→ **WHAT YOU ARE ASKED TO DO**:
Tally the lines that hold the word "geared" and reply with that figure only.

→ **DATA EXCERPTS**:
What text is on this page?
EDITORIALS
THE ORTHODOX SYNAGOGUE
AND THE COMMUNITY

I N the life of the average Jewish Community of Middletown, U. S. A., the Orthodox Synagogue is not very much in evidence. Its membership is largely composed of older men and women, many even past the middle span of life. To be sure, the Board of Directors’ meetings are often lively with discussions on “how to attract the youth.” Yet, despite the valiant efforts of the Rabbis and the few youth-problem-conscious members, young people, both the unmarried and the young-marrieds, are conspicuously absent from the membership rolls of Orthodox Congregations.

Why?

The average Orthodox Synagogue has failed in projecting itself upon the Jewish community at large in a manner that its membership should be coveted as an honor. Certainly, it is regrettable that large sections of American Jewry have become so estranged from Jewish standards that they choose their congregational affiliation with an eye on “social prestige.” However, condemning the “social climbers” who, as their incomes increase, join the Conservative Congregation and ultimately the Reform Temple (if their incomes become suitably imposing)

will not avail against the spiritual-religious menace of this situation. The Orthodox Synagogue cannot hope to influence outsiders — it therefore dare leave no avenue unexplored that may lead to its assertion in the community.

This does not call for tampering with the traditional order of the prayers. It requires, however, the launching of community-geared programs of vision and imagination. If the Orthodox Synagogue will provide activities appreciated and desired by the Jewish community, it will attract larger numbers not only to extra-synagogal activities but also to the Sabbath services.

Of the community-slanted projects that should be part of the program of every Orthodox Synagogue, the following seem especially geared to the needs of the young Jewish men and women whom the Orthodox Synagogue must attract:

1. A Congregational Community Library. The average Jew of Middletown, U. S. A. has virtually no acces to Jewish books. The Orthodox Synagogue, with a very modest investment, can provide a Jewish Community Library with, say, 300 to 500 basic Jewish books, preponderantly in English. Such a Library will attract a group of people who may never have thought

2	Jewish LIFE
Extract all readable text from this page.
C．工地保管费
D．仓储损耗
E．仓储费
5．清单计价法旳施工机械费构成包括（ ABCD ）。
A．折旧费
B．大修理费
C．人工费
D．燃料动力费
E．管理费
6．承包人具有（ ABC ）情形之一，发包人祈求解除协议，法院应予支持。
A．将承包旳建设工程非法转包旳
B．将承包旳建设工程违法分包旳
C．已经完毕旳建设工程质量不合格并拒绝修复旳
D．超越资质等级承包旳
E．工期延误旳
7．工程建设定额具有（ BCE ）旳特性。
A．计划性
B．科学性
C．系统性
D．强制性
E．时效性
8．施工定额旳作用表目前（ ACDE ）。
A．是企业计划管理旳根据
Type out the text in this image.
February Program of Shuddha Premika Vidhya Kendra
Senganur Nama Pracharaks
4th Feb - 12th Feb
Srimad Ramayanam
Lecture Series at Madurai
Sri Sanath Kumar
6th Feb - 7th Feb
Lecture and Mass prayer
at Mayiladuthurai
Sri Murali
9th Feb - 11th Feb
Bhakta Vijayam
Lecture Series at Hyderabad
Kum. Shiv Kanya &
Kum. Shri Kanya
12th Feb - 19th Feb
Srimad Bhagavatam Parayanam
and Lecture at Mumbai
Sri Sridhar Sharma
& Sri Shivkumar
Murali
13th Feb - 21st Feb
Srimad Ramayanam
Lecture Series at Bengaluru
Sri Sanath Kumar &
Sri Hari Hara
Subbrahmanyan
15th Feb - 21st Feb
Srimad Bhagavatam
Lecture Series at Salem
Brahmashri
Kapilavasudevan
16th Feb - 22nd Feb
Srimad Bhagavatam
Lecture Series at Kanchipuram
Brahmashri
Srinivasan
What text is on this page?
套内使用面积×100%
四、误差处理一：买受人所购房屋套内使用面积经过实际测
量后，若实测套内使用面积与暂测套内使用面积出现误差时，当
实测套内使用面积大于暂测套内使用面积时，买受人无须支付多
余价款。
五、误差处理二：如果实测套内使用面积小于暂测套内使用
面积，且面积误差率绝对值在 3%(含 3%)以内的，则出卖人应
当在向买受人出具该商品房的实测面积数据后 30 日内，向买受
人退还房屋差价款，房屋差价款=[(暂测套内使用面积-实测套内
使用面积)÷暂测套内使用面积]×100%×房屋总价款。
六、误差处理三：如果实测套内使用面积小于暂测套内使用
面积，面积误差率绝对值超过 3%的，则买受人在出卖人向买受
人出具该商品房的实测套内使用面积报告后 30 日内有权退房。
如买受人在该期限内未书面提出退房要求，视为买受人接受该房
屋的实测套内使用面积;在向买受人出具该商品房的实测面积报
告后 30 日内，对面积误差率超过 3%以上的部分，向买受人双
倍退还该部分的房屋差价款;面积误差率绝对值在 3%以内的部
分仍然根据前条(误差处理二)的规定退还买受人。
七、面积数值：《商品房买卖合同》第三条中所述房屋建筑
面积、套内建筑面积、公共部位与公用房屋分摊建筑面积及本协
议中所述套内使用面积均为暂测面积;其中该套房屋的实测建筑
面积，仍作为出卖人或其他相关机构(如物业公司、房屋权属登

→ **TASK SOLUTION**:
2